> **Data records**
====

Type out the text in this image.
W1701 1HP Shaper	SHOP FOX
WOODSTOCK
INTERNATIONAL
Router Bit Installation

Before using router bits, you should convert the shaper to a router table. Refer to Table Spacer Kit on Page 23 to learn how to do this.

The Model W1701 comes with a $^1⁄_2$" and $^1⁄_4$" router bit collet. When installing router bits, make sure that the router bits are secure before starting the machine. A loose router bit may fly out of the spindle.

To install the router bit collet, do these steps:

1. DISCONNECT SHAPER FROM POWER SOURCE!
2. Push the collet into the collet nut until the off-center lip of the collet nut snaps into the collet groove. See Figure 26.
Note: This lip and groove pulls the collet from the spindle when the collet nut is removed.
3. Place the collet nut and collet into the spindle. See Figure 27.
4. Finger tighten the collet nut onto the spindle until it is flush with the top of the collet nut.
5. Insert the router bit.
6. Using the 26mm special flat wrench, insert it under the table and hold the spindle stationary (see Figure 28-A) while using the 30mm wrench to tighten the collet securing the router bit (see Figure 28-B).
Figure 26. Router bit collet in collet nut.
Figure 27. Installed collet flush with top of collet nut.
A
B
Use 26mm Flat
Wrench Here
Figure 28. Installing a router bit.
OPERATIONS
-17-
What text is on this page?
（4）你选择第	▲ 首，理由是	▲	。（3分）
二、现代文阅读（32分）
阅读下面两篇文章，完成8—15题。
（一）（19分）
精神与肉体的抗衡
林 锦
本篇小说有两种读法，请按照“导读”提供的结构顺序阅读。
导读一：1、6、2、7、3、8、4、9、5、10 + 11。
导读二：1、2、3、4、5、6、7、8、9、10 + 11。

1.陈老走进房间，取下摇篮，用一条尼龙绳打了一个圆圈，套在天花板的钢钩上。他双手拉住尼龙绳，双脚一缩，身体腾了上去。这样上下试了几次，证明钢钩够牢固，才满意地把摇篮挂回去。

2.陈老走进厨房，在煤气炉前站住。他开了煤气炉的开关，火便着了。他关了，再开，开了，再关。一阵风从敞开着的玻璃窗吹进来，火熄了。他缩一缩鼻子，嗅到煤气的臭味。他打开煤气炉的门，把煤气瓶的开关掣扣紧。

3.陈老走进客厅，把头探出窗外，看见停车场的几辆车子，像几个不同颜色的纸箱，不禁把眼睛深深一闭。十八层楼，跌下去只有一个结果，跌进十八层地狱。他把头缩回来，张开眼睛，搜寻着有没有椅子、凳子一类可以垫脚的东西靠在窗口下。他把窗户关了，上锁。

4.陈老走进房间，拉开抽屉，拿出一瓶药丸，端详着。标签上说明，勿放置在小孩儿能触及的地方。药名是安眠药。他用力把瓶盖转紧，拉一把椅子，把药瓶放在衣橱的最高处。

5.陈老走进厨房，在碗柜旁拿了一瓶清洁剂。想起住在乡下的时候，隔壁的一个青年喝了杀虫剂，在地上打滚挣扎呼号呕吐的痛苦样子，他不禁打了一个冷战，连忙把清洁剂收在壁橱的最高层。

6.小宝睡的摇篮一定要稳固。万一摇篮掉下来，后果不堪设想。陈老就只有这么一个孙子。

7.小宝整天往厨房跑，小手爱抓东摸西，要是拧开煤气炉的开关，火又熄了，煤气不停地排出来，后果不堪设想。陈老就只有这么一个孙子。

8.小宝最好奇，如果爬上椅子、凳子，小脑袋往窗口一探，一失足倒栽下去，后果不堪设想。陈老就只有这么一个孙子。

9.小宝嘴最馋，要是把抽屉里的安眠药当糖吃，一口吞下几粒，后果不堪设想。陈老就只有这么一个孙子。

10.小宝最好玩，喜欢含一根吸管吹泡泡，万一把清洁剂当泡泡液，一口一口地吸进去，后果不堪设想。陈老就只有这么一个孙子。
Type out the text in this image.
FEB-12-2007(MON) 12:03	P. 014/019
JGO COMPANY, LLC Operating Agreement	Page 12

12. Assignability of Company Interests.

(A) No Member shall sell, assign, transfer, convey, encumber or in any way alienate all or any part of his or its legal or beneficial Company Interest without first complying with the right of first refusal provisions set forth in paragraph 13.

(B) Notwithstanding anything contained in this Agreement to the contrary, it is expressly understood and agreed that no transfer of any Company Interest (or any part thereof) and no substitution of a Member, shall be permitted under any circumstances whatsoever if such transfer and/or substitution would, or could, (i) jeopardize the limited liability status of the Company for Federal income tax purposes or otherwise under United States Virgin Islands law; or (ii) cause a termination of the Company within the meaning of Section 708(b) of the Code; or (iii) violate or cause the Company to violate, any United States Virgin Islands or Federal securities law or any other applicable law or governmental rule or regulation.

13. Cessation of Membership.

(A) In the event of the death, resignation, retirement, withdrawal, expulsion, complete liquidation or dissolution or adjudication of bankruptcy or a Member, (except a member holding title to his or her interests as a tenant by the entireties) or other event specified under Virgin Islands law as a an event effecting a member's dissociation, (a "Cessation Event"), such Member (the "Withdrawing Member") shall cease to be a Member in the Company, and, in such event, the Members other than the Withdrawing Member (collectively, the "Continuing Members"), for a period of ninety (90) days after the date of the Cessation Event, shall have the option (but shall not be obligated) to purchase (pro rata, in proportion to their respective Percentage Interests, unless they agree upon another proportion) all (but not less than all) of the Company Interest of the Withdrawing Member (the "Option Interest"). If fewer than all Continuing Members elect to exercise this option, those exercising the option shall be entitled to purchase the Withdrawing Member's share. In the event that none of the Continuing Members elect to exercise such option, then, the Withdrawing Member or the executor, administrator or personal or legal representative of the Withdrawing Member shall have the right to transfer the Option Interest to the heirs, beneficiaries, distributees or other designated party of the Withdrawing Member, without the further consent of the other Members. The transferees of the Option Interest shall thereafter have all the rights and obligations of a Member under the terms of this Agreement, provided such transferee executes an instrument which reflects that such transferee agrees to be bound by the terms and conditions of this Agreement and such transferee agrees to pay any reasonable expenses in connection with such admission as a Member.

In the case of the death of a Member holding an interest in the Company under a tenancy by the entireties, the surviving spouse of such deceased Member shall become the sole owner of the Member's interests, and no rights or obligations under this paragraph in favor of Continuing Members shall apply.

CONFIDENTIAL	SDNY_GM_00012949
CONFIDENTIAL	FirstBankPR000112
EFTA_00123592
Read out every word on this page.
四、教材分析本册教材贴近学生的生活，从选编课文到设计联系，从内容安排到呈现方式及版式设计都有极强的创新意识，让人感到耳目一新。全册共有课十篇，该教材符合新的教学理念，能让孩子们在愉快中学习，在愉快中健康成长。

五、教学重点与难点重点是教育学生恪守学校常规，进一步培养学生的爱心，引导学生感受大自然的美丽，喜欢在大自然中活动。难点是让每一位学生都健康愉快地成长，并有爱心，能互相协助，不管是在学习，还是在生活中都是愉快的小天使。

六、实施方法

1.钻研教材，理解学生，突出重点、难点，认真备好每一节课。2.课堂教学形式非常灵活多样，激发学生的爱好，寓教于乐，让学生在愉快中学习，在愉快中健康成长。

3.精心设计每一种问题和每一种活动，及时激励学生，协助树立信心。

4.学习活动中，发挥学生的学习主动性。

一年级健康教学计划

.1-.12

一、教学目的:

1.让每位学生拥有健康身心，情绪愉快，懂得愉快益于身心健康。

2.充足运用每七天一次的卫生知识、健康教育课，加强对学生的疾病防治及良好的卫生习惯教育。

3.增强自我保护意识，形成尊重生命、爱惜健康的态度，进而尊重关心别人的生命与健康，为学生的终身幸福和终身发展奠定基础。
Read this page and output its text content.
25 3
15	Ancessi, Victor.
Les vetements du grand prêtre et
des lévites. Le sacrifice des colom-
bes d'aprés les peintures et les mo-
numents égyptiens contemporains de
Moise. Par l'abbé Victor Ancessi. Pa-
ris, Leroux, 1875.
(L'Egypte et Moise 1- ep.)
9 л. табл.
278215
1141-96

====

> **Task instructions**
Scan the entries above for the word "groove" and collect each line holding it.

> **Result for this exercise**
2. Push the collet into the collet nut until the off-center lip of the collet nut snaps into the collet groove. See Figure 26.
Note: This lip and groove pulls the collet from the spindle when the collet nut is removed.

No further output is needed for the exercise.